▶ **LERNTEXT**
Patrick Friesacher (* 26. September 1980 in Wolfsberg in Kärnten) ist österreichischer Rennfahrer und Formel-1-Pilot.
Eine vielversprechende Rennfahrerkarriere schien bereits vorbei zu sein, als Friesacher 1997 einen schweren Kart-Unfall erlitt. Zwei gebrochene Beine bedingten sechs Wochen Krankenhausaufenthalt und weitere sieben Wochen im Rollstuhl. Nach Rehabilitation bei Willi Dungl, er musste erst wieder laufen lernen, konnte er seine Karriere fortsetzen und fuhr unter anderem 2000 die deutsche Formel 3. Nach vier Saisonen Formel 3000 in den Jahren 2001 bis 2004 gelang ihm der Sprung in die Königsklasse Formel 1. Er erhielt für die Saison 2005 einen Vertrag beim finanzschwachen Minardi-Team als Teamkollege von Christijan Albers.
Beim Großen Preis der USA 2005 in Indianapolis holte Friesacher als sechster von sechs Fahrzeugen am 19. Juni 2005 seine ersten WM-Punkte. Im Juli 2005 endete seine Rennsaison nach elf Rennen aufgrund ausstehender Sponsorzahlungen an Minardi vorzeitig - er musste seinen Platz ab dem Großen Preis von Deutschland für den Niederländer Robert Doornbos, bisher Jordan-Testpilot, freimachen.

▶ **GEZEIGTES MATERIAL**
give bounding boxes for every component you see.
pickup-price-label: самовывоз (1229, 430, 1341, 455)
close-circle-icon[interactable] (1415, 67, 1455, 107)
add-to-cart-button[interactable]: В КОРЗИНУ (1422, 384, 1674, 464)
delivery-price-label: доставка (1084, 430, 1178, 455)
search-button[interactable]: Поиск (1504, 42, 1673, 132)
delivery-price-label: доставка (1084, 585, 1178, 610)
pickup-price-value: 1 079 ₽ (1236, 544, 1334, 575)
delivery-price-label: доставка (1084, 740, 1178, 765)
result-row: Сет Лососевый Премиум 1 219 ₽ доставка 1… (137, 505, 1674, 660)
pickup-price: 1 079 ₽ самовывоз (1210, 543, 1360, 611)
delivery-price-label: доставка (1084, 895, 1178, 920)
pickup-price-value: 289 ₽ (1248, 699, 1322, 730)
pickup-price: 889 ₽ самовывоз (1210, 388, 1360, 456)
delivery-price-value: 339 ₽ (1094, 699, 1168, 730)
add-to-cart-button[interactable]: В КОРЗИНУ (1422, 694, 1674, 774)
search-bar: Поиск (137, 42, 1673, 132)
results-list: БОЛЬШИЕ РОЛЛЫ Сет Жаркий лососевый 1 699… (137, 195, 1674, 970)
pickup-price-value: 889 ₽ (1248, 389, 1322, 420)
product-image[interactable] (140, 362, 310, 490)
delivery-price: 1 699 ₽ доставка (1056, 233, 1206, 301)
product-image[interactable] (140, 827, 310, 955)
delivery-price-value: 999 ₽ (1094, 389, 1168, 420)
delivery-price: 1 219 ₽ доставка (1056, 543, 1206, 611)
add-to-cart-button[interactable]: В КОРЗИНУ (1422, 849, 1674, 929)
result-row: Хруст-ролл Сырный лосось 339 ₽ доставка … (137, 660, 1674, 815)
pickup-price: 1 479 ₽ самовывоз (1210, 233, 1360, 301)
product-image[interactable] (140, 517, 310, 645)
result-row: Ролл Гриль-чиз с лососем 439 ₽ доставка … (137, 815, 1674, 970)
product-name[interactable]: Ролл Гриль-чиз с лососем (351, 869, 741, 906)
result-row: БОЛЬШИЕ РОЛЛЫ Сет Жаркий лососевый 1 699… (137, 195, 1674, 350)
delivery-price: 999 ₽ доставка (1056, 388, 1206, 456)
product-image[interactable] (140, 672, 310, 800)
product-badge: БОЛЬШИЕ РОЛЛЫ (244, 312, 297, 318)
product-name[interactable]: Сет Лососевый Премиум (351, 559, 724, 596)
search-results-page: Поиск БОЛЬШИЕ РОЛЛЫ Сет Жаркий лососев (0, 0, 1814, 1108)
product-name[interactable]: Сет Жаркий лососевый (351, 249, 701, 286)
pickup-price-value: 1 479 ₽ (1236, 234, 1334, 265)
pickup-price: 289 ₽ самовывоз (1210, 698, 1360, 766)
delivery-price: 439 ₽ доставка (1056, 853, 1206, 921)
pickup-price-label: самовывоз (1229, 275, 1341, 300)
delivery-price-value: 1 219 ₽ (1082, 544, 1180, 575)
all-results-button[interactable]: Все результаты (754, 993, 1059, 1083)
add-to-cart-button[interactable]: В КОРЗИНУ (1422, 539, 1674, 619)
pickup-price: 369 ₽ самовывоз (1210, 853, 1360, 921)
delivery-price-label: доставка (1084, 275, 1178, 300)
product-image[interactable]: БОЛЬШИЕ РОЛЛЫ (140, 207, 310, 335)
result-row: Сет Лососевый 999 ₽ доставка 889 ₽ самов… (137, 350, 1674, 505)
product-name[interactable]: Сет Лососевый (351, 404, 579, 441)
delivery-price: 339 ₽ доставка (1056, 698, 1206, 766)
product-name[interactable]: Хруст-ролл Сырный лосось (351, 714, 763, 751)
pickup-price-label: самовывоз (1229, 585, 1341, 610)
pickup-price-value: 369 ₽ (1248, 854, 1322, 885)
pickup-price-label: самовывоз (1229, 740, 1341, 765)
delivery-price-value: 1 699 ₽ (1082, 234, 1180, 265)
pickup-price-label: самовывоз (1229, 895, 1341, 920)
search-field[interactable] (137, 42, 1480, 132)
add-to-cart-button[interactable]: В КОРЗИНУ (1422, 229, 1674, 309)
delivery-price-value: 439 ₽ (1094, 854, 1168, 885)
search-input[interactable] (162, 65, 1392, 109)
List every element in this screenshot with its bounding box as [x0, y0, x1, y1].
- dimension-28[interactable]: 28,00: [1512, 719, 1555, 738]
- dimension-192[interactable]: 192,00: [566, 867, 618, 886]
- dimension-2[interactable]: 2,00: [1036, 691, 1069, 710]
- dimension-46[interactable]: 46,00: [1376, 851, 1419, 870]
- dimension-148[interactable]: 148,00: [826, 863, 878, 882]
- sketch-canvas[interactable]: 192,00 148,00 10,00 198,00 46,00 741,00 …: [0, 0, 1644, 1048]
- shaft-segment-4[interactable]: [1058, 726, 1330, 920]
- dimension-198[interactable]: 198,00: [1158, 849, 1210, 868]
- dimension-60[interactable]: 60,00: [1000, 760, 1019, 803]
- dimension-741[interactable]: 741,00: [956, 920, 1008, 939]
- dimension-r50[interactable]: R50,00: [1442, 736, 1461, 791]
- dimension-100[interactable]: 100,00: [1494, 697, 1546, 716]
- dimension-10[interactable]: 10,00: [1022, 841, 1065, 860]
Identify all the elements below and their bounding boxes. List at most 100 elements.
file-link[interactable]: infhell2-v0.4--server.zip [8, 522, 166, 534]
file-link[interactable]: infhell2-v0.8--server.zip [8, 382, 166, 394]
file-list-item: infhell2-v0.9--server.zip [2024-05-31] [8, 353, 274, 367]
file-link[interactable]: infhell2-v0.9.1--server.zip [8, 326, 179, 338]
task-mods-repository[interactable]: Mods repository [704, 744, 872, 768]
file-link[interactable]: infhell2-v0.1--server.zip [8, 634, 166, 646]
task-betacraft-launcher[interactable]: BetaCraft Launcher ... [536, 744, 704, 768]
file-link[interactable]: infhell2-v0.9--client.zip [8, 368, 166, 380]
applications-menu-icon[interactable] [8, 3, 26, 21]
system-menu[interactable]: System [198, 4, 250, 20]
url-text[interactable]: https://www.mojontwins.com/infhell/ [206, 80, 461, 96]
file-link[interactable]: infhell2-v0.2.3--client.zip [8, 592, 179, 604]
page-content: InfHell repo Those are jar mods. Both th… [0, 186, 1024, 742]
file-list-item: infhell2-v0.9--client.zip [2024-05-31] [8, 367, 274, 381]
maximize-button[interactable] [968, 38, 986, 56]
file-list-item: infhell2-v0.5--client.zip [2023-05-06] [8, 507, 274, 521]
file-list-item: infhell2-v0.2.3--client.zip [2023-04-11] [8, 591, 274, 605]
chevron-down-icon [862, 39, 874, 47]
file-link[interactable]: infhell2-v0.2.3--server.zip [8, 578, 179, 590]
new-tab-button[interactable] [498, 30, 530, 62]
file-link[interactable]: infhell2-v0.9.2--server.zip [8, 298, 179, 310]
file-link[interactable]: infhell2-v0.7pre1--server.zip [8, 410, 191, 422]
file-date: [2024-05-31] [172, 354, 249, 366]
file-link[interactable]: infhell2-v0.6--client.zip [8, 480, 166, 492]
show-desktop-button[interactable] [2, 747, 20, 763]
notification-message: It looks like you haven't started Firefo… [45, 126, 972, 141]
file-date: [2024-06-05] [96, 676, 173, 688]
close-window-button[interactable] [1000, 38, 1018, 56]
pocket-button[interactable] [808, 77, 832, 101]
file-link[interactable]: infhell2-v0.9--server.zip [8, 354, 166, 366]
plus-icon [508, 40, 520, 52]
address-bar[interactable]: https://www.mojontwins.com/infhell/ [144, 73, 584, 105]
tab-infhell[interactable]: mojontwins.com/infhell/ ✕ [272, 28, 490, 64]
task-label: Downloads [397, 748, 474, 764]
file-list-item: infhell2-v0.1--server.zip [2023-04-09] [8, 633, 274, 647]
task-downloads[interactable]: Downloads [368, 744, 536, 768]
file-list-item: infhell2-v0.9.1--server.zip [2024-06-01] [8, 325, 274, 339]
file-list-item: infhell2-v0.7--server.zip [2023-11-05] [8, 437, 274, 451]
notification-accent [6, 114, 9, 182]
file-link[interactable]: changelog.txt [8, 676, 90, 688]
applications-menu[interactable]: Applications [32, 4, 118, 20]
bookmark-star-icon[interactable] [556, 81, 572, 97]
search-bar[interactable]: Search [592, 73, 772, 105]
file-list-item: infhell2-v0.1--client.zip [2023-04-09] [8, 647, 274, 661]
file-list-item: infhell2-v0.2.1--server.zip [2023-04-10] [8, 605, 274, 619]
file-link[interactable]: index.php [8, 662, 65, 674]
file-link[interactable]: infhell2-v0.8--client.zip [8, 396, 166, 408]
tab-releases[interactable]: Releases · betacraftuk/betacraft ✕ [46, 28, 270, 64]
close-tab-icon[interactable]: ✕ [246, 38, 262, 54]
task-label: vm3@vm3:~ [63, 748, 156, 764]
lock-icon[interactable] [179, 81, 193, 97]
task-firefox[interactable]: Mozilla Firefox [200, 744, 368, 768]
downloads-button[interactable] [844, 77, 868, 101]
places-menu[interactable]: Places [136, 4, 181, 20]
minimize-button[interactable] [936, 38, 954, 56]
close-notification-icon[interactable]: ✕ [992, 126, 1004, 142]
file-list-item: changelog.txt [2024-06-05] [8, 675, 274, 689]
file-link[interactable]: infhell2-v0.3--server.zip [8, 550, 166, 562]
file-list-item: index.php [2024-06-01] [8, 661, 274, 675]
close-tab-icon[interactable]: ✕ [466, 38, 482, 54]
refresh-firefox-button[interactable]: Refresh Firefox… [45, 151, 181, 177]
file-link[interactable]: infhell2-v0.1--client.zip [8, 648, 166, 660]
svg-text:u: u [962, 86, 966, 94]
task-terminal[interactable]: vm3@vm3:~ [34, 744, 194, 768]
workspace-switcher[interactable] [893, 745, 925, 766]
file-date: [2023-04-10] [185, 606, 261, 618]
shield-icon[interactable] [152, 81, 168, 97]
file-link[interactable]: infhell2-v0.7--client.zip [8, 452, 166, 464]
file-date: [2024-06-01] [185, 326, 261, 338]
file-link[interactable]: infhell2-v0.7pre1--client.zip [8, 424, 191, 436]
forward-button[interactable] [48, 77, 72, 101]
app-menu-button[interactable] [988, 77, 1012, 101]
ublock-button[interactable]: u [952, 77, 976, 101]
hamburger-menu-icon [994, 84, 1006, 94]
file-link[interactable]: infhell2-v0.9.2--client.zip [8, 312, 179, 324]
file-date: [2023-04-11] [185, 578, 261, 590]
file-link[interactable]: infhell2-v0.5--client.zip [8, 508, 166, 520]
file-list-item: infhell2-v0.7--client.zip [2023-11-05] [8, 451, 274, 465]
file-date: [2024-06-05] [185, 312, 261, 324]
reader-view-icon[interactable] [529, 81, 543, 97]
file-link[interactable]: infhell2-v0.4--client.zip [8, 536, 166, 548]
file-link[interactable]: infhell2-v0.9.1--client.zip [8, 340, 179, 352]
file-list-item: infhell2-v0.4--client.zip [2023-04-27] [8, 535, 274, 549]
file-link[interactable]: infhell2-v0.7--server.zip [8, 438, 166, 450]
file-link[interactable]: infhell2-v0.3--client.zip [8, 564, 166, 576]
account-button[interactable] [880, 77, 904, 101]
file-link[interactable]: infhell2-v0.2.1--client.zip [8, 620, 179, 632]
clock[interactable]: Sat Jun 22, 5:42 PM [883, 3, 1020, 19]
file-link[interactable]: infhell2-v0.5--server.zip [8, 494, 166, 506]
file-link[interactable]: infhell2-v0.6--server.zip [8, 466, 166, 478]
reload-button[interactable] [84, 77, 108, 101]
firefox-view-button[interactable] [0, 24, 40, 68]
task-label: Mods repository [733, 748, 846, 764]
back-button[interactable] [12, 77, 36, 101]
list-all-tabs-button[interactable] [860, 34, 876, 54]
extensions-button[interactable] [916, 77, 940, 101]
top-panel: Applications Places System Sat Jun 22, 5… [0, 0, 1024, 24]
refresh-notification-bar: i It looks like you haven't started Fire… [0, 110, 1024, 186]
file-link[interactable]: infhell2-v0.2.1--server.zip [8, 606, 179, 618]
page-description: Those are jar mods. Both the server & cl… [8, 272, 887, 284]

▶ **ARBEITSAUFTRÄGE**
a) Führe alle Personen auf, die im Lerntext außer Patrick Friesacher namentlich genannt werden.
b) Fasse den Lerntext in zwei Sätzen zusammen.
c) An welchem Datum und bei welchem Rennen holte Friesacher laut Lerntext seine ersten WM-Punkte?

▶ **LÖSUNGEN IN REIHENFOLGE**
a) Willi Dungl, Christijan Albers, Robert Doornbos

b) Der österreichische Rennfahrer Patrick Friesacher setzte seine Karriere nach einem schweren Kart-Unfall im Jahr 1997 fort und erhielt nach Jahren in der Formel 3 und Formel 3000 für 2005 einen Vertrag beim Formel-1-Team Minardi. Beim Großen Preis der USA 2005 holte er seine ersten WM-Punkte, doch wegen ausstehender Sponsorzahlungen endete seine Saison im Juli 2005 nach elf Rennen.

c) Am 19. Juni 2005 beim Großen Preis der USA in Indianapolis.